All the data should come back exactly as it was given.
□ □ □ □ □ □ □
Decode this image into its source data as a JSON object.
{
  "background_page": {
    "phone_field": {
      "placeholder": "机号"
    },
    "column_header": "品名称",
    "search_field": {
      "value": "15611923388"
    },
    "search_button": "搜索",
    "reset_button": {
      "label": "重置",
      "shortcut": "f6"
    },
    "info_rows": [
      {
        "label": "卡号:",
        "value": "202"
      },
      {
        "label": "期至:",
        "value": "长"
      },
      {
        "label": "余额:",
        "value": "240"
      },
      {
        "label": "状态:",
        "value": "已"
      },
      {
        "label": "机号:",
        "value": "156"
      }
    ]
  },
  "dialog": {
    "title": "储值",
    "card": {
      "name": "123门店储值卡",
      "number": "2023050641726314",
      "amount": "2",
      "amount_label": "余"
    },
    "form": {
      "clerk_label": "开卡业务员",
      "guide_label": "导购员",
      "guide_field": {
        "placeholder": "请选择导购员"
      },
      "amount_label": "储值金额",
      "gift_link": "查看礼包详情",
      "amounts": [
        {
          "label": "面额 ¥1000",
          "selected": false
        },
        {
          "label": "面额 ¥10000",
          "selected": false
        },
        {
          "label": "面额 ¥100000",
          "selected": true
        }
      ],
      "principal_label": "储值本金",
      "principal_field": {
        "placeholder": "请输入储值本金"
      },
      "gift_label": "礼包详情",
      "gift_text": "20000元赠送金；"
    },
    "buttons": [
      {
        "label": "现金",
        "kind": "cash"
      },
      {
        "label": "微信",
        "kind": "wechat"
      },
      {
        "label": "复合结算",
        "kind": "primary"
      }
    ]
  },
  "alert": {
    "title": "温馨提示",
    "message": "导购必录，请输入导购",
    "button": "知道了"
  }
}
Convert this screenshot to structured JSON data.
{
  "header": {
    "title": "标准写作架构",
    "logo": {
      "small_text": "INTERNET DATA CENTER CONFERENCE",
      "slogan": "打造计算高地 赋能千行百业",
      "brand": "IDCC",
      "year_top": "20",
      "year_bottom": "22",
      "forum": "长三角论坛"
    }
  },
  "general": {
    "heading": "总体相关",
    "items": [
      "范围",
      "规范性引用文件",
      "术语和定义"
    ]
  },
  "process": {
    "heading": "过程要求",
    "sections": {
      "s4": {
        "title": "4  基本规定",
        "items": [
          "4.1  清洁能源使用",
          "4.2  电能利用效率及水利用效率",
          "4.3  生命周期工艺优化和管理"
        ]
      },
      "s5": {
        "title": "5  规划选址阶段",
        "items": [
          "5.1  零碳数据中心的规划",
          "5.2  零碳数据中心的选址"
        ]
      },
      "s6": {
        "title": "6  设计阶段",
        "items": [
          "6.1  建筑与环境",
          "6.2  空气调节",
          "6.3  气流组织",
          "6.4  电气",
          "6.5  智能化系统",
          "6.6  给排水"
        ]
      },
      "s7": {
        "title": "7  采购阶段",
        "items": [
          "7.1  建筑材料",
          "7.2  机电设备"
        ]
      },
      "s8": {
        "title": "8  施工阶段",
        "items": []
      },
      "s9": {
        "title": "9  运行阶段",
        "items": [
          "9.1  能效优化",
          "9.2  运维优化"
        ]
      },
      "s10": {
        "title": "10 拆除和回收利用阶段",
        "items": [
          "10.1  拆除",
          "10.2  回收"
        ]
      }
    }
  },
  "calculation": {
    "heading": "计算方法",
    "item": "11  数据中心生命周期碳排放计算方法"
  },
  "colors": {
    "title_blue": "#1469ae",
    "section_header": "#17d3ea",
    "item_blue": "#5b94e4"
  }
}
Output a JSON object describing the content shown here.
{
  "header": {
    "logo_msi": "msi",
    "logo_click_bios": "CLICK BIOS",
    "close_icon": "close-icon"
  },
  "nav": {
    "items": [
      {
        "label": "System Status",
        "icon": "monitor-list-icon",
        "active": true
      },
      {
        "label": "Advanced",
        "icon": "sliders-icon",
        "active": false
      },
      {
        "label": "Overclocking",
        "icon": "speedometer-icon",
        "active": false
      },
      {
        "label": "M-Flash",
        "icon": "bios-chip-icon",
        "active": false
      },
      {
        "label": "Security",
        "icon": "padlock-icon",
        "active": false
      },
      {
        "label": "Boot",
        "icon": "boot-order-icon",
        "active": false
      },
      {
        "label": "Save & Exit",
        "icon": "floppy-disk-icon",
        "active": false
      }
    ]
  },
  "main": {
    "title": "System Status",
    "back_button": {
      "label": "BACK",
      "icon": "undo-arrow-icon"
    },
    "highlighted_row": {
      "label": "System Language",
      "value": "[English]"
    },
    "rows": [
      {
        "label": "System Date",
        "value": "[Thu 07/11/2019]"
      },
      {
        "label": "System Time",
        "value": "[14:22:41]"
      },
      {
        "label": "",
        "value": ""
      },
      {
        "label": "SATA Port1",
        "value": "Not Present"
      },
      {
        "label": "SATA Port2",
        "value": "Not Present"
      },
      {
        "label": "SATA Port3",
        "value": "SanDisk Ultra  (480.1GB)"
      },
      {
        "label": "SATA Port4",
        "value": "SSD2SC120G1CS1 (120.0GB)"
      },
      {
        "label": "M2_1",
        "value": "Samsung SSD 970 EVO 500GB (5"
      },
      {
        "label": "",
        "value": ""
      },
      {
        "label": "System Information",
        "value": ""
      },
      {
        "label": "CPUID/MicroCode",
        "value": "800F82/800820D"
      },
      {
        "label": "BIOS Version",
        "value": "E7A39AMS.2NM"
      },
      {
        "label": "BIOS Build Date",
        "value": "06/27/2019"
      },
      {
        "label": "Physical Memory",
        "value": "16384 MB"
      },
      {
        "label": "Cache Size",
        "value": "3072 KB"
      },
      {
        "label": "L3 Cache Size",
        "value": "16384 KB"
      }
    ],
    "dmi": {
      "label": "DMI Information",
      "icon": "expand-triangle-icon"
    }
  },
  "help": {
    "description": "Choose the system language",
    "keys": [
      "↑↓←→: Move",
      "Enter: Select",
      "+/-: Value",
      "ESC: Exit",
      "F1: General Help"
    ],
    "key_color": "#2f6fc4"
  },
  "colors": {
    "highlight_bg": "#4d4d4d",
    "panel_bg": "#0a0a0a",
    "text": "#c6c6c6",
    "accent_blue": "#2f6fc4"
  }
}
□ □ □ □ □ □ □
EXERCISE RESPONSE:
Decode this image into its source data as a JSON object.
{
  "background_page": {
    "phone_field": {
      "placeholder": "机号"
    },
    "column_header": "品名称",
    "search_field": {
      "value": "15611923388"
    },
    "search_button": "搜索",
    "reset_button": {
      "label": "重置",
      "shortcut": "f6"
    },
    "info_rows": [
      {
        "label": "卡号:",
        "value": "202"
      },
      {
        "label": "期至:",
        "value": "长"
      },
      {
        "label": "余额:",
        "value": "240"
      },
      {
        "label": "状态:",
        "value": "已"
      },
      {
        "label": "机号:",
        "value": "156"
      }
    ]
  },
  "dialog": {
    "title": "储值",
    "card": {
      "name": "123门店储值卡",
      "number": "2023050641726314",
      "amount": "2",
      "amount_label": "余"
    },
    "form": {
      "clerk_label": "开卡业务员",
      "guide_label": "导购员",
      "guide_field": {
        "placeholder": "请选择导购员"
      },
      "amount_label": "储值金额",
      "gift_link": "查看礼包详情",
      "amounts": [
        {
          "label": "面额 ¥1000",
          "selected": false
        },
        {
          "label": "面额 ¥10000",
          "selected": false
        },
        {
          "label": "面额 ¥100000",
          "selected": true
        }
      ],
      "principal_label": "储值本金",
      "principal_field": {
        "placeholder": "请输入储值本金"
      },
      "gift_label": "礼包详情",
      "gift_text": "20000元赠送金；"
    },
    "buttons": [
      {
        "label": "现金",
        "kind": "cash"
      },
      {
        "label": "微信",
        "kind": "wechat"
      },
      {
        "label": "复合结算",
        "kind": "primary"
      }
    ]
  },
  "alert": {
    "title": "温馨提示",
    "message": "导购必录，请输入导购",
    "button": "知道了"
  }
}
Convert this screenshot to structured JSON data.
{
  "header": {
    "title": "标准写作架构",
    "logo": {
      "small_text": "INTERNET DATA CENTER CONFERENCE",
      "slogan": "打造计算高地 赋能千行百业",
      "brand": "IDCC",
      "year_top": "20",
      "year_bottom": "22",
      "forum": "长三角论坛"
    }
  },
  "general": {
    "heading": "总体相关",
    "items": [
      "范围",
      "规范性引用文件",
      "术语和定义"
    ]
  },
  "process": {
    "heading": "过程要求",
    "sections": {
      "s4": {
        "title": "4  基本规定",
        "items": [
          "4.1  清洁能源使用",
          "4.2  电能利用效率及水利用效率",
          "4.3  生命周期工艺优化和管理"
        ]
      },
      "s5": {
        "title": "5  规划选址阶段",
        "items": [
          "5.1  零碳数据中心的规划",
          "5.2  零碳数据中心的选址"
        ]
      },
      "s6": {
        "title": "6  设计阶段",
        "items": [
          "6.1  建筑与环境",
          "6.2  空气调节",
          "6.3  气流组织",
          "6.4  电气",
          "6.5  智能化系统",
          "6.6  给排水"
        ]
      },
      "s7": {
        "title": "7  采购阶段",
        "items": [
          "7.1  建筑材料",
          "7.2  机电设备"
        ]
      },
      "s8": {
        "title": "8  施工阶段",
        "items": []
      },
      "s9": {
        "title": "9  运行阶段",
        "items": [
          "9.1  能效优化",
          "9.2  运维优化"
        ]
      },
      "s10": {
        "title": "10 拆除和回收利用阶段",
        "items": [
          "10.1  拆除",
          "10.2  回收"
        ]
      }
    }
  },
  "calculation": {
    "heading": "计算方法",
    "item": "11  数据中心生命周期碳排放计算方法"
  },
  "colors": {
    "title_blue": "#1469ae",
    "section_header": "#17d3ea",
    "item_blue": "#5b94e4"
  }
}
Output a JSON object describing the content shown here.
{
  "header": {
    "logo_msi": "msi",
    "logo_click_bios": "CLICK BIOS",
    "close_icon": "close-icon"
  },
  "nav": {
    "items": [
      {
        "label": "System Status",
        "icon": "monitor-list-icon",
        "active": true
      },
      {
        "label": "Advanced",
        "icon": "sliders-icon",
        "active": false
      },
      {
        "label": "Overclocking",
        "icon": "speedometer-icon",
        "active": false
      },
      {
        "label": "M-Flash",
        "icon": "bios-chip-icon",
        "active": false
      },
      {
        "label": "Security",
        "icon": "padlock-icon",
        "active": false
      },
      {
        "label": "Boot",
        "icon": "boot-order-icon",
        "active": false
      },
      {
        "label": "Save & Exit",
        "icon": "floppy-disk-icon",
        "active": false
      }
    ]
  },
  "main": {
    "title": "System Status",
    "back_button": {
      "label": "BACK",
      "icon": "undo-arrow-icon"
    },
    "highlighted_row": {
      "label": "System Language",
      "value": "[English]"
    },
    "rows": [
      {
        "label": "System Date",
        "value": "[Thu 07/11/2019]"
      },
      {
        "label": "System Time",
        "value": "[14:22:41]"
      },
      {
        "label": "",
        "value": ""
      },
      {
        "label": "SATA Port1",
        "value": "Not Present"
      },
      {
        "label": "SATA Port2",
        "value": "Not Present"
      },
      {
        "label": "SATA Port3",
        "value": "SanDisk Ultra  (480.1GB)"
      },
      {
        "label": "SATA Port4",
        "value": "SSD2SC120G1CS1 (120.0GB)"
      },
      {
        "label": "M2_1",
        "value": "Samsung SSD 970 EVO 500GB (5"
      },
      {
        "label": "",
        "value": ""
      },
      {
        "label": "System Information",
        "value": ""
      },
      {
        "label": "CPUID/MicroCode",
        "value": "800F82/800820D"
      },
      {
        "label": "BIOS Version",
        "value": "E7A39AMS.2NM"
      },
      {
        "label": "BIOS Build Date",
        "value": "06/27/2019"
      },
      {
        "label": "Physical Memory",
        "value": "16384 MB"
      },
      {
        "label": "Cache Size",
        "value": "3072 KB"
      },
      {
        "label": "L3 Cache Size",
        "value": "16384 KB"
      }
    ],
    "dmi": {
      "label": "DMI Information",
      "icon": "expand-triangle-icon"
    }
  },
  "help": {
    "description": "Choose the system language",
    "keys": [
      "↑↓←→: Move",
      "Enter: Select",
      "+/-: Value",
      "ESC: Exit",
      "F1: General Help"
    ],
    "key_color": "#2f6fc4"
  },
  "colors": {
    "highlight_bg": "#4d4d4d",
    "panel_bg": "#0a0a0a",
    "text": "#c6c6c6",
    "accent_blue": "#2f6fc4"
  }
}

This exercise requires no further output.